[SHORT EXERCISE]: Count the lines below that contain the word "this". Give only the number.

[GIVEN ENTRIES]:

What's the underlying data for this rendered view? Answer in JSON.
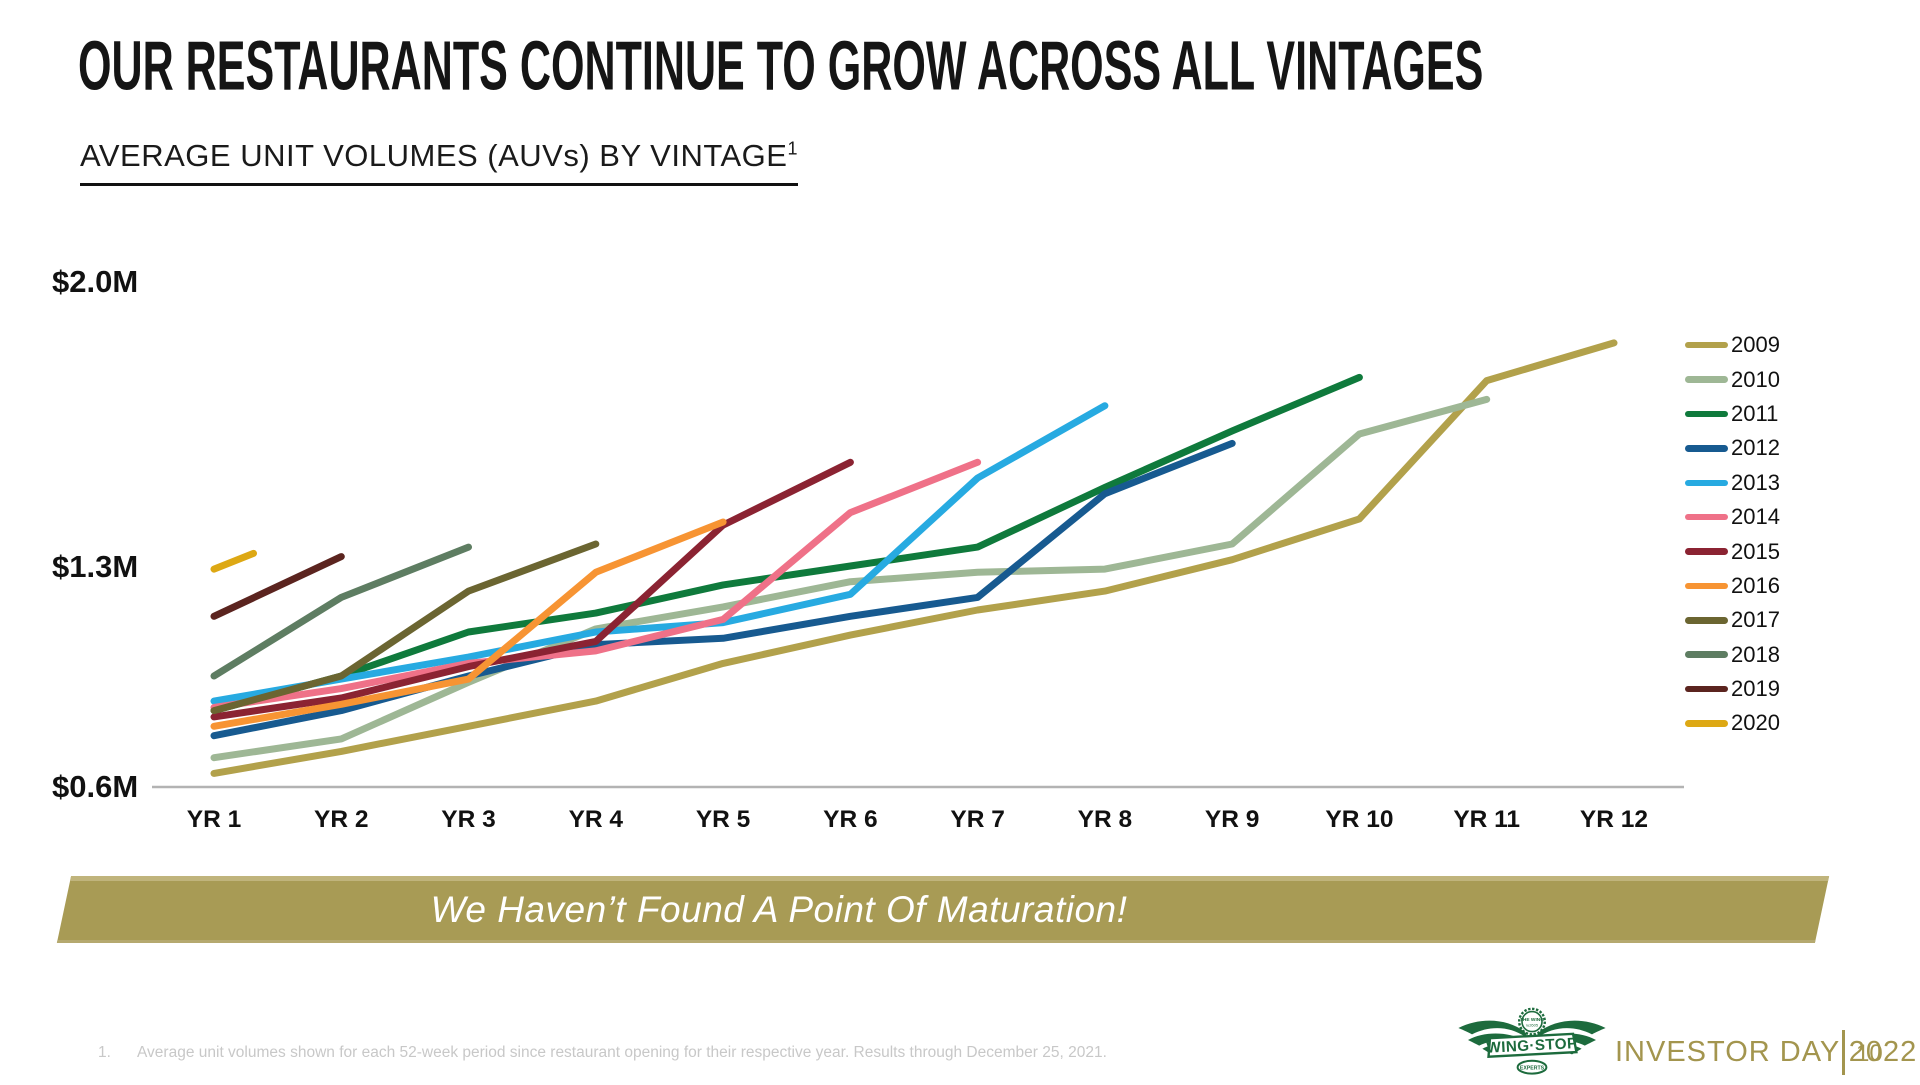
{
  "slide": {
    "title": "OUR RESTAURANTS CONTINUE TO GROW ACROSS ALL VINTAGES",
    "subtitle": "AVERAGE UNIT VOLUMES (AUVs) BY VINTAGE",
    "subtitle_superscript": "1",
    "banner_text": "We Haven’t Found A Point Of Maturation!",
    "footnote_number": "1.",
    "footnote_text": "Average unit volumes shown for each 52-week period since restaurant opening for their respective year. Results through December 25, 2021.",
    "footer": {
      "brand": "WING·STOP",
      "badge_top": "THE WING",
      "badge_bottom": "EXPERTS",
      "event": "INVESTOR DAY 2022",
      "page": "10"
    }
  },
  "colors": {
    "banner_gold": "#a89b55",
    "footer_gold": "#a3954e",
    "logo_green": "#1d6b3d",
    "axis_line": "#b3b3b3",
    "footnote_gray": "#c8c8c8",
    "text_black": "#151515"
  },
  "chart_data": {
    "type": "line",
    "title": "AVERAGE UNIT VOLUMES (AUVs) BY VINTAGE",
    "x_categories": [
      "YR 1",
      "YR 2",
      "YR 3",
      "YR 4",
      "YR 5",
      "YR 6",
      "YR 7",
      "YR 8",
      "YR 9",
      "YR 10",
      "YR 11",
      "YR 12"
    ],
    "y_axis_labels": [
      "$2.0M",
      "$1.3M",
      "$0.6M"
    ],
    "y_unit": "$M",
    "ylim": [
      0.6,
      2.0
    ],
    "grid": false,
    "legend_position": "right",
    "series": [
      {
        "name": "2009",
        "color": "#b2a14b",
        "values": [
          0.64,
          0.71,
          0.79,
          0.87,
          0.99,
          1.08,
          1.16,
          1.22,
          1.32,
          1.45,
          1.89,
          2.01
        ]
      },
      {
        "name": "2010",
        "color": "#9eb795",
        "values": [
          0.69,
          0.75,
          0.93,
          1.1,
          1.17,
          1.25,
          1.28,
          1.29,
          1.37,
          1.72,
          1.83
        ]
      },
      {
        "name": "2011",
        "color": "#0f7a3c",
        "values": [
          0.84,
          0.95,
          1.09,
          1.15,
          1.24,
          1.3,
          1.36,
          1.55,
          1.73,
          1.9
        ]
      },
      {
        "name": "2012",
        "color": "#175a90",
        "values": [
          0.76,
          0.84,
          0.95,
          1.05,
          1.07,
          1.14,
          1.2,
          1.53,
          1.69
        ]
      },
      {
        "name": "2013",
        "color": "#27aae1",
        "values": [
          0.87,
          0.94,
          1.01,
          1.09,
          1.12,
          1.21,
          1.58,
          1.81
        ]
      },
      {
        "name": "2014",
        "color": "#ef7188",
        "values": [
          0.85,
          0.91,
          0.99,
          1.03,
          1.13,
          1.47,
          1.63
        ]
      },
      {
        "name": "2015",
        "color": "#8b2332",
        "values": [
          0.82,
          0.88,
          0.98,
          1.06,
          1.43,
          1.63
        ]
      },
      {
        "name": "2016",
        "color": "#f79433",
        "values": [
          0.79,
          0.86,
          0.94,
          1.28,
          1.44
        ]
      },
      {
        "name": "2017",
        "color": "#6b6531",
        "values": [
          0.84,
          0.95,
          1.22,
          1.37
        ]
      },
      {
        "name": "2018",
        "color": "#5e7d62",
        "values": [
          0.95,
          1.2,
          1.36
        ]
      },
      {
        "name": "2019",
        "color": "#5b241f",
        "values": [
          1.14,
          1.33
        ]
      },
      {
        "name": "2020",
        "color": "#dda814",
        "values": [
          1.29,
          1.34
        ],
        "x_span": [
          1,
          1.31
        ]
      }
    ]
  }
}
...
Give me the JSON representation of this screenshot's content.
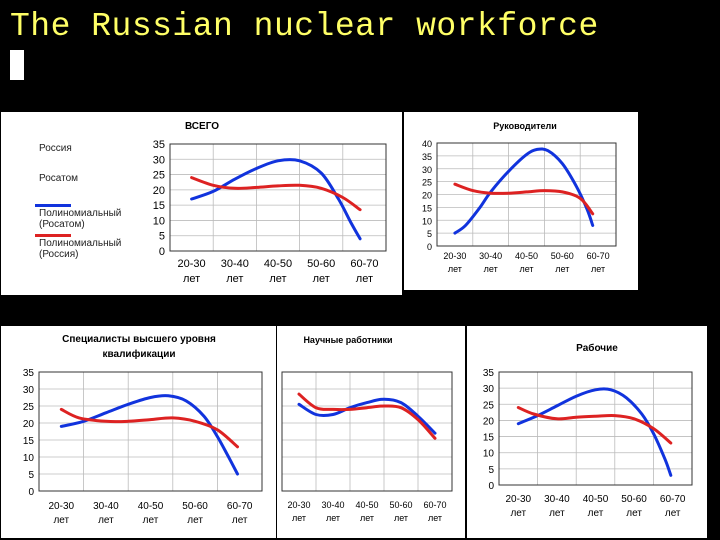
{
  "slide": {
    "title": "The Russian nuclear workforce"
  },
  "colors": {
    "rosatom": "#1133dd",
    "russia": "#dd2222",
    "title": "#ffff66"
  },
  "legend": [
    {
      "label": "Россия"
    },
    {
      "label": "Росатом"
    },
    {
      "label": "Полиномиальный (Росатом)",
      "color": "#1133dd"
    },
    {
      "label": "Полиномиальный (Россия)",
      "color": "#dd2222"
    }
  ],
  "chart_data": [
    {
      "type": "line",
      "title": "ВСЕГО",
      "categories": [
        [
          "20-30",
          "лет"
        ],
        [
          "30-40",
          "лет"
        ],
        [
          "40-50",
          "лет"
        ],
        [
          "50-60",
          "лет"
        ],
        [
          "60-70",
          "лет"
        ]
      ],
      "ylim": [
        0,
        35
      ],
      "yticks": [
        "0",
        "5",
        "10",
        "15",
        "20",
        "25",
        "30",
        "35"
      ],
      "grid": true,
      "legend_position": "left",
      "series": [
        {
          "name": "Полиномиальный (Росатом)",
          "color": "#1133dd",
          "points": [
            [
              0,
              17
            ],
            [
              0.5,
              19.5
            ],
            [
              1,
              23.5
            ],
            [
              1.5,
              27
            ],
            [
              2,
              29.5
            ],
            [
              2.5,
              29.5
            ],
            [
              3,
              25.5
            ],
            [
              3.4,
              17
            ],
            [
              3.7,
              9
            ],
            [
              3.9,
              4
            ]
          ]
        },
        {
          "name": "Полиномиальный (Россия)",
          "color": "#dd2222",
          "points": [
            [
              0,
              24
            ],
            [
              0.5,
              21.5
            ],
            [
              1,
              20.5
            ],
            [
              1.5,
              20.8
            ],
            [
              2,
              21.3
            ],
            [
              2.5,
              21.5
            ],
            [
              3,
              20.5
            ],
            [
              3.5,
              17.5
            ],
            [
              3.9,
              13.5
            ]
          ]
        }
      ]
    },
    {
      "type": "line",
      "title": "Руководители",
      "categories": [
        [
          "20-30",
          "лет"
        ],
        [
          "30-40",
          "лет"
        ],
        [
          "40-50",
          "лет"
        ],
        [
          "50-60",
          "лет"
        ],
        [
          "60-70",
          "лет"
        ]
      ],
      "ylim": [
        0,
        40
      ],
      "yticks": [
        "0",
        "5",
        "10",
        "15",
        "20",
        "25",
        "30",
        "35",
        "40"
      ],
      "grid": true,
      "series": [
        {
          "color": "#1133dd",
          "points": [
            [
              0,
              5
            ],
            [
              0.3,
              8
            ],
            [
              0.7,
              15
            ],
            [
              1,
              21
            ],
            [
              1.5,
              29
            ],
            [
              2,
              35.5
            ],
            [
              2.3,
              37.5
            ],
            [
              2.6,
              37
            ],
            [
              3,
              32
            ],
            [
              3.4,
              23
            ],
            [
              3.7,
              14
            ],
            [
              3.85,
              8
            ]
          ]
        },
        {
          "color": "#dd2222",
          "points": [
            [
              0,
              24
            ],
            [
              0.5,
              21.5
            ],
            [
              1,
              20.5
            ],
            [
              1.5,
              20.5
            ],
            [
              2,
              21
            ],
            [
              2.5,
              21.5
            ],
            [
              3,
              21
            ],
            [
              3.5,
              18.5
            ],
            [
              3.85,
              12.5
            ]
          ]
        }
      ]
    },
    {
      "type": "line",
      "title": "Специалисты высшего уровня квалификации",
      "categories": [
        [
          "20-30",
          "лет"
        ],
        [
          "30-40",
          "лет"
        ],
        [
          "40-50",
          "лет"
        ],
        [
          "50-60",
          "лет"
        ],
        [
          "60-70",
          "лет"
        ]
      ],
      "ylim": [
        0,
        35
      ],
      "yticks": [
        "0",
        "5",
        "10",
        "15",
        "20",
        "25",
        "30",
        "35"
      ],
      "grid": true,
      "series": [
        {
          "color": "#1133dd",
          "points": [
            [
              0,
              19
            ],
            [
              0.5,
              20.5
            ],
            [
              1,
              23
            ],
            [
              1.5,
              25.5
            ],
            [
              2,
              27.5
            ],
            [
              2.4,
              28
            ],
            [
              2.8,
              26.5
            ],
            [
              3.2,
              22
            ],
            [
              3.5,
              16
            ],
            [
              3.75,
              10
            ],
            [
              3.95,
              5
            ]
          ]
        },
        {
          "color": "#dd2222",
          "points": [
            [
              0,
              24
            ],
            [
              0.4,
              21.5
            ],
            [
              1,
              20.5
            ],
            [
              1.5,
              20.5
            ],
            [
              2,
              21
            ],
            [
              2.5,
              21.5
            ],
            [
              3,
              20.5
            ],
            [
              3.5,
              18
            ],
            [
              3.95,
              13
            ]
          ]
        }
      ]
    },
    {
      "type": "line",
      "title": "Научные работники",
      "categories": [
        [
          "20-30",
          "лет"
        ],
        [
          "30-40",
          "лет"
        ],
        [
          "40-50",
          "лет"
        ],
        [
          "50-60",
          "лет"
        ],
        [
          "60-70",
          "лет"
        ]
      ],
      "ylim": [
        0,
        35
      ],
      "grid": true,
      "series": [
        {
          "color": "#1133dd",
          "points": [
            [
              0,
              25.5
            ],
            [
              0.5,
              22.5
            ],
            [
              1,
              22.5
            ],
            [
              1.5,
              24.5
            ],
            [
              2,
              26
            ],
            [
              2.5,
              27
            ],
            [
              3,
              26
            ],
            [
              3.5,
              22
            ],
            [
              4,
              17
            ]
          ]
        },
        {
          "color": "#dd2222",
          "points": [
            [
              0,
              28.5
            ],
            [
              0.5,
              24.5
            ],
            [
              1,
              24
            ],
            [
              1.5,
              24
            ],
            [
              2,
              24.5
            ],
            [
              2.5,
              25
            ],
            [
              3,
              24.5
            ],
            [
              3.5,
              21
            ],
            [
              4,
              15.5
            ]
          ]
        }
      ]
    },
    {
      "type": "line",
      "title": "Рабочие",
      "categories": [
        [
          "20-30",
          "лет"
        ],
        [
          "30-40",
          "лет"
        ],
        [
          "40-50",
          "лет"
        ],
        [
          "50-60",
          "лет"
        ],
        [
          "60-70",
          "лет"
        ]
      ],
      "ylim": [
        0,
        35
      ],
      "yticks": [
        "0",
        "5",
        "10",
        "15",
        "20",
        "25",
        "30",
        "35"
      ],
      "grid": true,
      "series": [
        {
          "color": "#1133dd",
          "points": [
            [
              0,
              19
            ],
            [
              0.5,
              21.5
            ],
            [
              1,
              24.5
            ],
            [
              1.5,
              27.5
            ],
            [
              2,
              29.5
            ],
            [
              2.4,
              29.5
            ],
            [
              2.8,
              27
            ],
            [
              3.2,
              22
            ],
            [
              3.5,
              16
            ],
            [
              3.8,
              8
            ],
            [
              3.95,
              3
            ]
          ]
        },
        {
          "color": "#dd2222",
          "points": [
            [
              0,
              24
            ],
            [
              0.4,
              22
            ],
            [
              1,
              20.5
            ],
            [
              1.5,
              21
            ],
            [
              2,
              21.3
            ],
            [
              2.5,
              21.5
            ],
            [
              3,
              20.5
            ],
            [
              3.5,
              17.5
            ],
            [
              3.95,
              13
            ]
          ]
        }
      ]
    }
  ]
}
...
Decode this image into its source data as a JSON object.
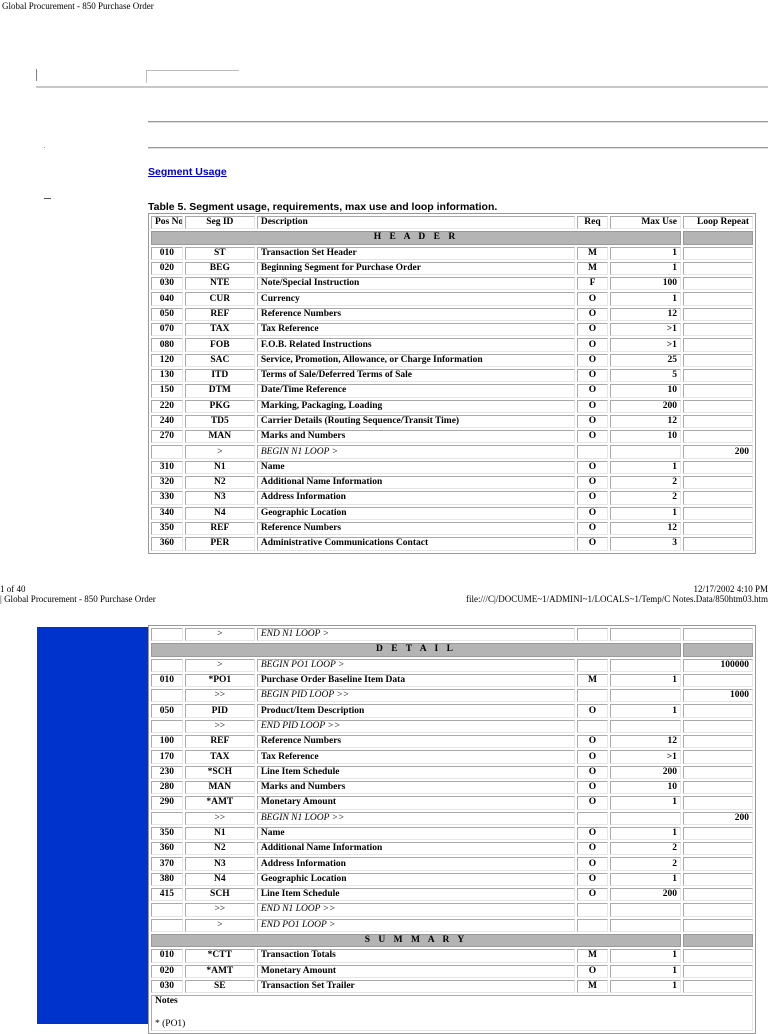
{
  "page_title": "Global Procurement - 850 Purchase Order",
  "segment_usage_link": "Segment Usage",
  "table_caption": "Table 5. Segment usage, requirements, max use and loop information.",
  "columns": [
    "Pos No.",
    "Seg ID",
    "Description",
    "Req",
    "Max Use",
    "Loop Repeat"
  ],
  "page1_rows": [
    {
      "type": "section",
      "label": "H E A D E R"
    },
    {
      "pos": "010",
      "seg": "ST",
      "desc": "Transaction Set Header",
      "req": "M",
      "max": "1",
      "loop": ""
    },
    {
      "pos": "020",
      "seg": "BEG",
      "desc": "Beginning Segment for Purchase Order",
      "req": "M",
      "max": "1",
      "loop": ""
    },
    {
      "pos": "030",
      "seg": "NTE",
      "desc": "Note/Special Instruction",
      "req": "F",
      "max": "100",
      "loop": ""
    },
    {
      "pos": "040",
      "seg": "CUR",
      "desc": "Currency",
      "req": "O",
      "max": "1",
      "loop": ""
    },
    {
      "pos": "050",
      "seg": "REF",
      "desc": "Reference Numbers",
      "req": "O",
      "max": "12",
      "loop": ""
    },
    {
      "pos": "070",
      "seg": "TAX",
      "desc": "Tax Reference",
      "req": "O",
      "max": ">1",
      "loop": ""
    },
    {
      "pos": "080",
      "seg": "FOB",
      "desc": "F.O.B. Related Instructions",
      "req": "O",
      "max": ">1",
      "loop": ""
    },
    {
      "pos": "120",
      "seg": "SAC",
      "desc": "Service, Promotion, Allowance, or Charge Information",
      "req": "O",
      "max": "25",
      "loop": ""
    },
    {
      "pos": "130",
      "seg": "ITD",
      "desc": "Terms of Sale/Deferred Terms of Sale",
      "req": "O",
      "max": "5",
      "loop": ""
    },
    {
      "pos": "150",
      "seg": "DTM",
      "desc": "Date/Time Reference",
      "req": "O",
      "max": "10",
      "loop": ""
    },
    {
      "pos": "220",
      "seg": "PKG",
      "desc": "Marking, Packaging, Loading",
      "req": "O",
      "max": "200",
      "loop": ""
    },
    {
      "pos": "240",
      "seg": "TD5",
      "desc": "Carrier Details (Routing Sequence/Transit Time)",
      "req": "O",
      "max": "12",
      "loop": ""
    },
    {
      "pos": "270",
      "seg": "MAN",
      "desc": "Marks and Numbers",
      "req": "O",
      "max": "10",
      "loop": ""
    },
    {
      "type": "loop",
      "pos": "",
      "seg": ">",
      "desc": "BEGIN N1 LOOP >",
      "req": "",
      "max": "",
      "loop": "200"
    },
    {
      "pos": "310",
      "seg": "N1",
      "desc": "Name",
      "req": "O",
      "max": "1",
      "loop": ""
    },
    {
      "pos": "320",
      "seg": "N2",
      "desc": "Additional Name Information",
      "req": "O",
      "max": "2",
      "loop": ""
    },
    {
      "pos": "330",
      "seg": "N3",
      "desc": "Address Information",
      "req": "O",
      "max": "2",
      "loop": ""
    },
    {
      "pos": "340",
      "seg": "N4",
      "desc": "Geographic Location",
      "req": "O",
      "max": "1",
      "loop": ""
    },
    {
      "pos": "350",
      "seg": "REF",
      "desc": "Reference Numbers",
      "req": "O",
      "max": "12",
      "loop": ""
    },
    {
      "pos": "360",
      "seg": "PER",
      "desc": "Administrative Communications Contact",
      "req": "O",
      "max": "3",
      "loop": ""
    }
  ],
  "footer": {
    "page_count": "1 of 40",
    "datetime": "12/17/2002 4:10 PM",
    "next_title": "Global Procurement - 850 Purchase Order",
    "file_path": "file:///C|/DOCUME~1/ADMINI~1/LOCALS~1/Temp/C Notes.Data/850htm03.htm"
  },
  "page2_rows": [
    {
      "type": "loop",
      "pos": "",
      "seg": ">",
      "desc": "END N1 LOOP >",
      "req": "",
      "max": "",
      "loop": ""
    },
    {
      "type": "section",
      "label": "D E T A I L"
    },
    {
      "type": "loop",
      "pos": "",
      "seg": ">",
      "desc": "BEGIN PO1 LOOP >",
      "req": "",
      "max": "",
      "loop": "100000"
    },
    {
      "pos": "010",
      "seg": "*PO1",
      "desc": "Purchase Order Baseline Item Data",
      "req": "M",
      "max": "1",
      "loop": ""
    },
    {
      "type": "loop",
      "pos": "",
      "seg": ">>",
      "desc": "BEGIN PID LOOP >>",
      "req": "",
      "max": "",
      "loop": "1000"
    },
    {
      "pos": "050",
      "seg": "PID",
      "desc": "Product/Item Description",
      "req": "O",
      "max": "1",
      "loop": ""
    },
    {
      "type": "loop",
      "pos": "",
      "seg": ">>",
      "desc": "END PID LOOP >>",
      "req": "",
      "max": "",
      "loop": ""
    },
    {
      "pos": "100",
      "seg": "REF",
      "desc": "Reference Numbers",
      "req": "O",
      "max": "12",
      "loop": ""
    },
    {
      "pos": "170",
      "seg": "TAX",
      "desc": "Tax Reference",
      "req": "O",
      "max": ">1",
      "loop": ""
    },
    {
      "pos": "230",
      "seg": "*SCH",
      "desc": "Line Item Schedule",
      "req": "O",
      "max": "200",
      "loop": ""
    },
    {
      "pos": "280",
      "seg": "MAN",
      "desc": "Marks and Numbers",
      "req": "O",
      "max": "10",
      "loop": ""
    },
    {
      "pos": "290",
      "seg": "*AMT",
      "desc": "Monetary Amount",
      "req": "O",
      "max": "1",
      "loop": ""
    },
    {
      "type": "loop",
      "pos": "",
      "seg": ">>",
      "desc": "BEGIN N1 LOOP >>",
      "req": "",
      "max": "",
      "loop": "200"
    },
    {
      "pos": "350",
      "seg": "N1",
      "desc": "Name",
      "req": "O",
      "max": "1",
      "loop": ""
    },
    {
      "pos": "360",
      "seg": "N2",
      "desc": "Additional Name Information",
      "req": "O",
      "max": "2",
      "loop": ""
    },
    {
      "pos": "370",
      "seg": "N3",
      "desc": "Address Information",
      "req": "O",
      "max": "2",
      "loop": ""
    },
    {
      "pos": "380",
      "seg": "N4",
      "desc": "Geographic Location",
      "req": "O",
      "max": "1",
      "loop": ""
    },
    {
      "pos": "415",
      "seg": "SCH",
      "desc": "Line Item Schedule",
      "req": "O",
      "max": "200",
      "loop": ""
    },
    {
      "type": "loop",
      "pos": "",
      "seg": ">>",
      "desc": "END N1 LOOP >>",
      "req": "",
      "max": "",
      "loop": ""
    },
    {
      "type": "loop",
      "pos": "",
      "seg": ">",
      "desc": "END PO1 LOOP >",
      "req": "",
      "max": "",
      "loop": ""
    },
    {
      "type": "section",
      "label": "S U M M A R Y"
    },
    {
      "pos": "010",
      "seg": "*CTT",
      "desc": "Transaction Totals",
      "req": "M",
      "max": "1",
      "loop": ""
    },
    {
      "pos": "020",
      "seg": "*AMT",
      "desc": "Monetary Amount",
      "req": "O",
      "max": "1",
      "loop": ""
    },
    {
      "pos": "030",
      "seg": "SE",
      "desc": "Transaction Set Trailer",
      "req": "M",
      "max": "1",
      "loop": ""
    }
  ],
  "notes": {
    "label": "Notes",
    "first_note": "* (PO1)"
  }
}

[EXPECTED ANSWER]: 3